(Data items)
** START **
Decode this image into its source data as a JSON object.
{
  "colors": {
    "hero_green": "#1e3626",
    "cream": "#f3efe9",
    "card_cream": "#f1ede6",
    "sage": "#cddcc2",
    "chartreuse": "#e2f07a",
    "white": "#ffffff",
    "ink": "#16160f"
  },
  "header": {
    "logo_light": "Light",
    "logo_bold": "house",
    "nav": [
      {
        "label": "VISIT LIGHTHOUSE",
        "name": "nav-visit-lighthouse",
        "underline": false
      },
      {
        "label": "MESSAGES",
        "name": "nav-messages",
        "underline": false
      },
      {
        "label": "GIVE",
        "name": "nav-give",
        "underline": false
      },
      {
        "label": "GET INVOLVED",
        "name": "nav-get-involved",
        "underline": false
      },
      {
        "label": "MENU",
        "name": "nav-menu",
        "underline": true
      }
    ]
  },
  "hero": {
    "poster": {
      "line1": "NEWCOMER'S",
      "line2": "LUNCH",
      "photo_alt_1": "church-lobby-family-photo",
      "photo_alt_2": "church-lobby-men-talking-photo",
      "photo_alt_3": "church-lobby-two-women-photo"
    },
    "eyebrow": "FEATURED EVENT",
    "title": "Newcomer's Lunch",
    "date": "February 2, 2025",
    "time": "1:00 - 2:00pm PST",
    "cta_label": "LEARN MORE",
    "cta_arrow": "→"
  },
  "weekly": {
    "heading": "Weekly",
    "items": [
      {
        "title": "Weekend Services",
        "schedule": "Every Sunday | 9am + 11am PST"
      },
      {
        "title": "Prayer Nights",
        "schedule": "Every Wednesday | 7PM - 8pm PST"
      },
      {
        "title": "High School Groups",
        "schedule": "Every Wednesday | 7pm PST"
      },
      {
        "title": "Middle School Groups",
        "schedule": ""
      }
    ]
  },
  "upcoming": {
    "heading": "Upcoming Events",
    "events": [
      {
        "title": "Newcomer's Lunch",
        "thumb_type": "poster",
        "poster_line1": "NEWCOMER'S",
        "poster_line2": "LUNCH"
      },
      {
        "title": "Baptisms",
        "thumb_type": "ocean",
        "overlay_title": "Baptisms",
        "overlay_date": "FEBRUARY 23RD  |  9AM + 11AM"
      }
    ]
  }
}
** END **
Problem description:
Locate all lines in the listing above with the word "church" and copy them.

The result:
      "photo_alt_1": "church-lobby-family-photo",
      "photo_alt_2": "church-lobby-men-talking-photo",
      "photo_alt_3": "church-lobby-two-women-photo"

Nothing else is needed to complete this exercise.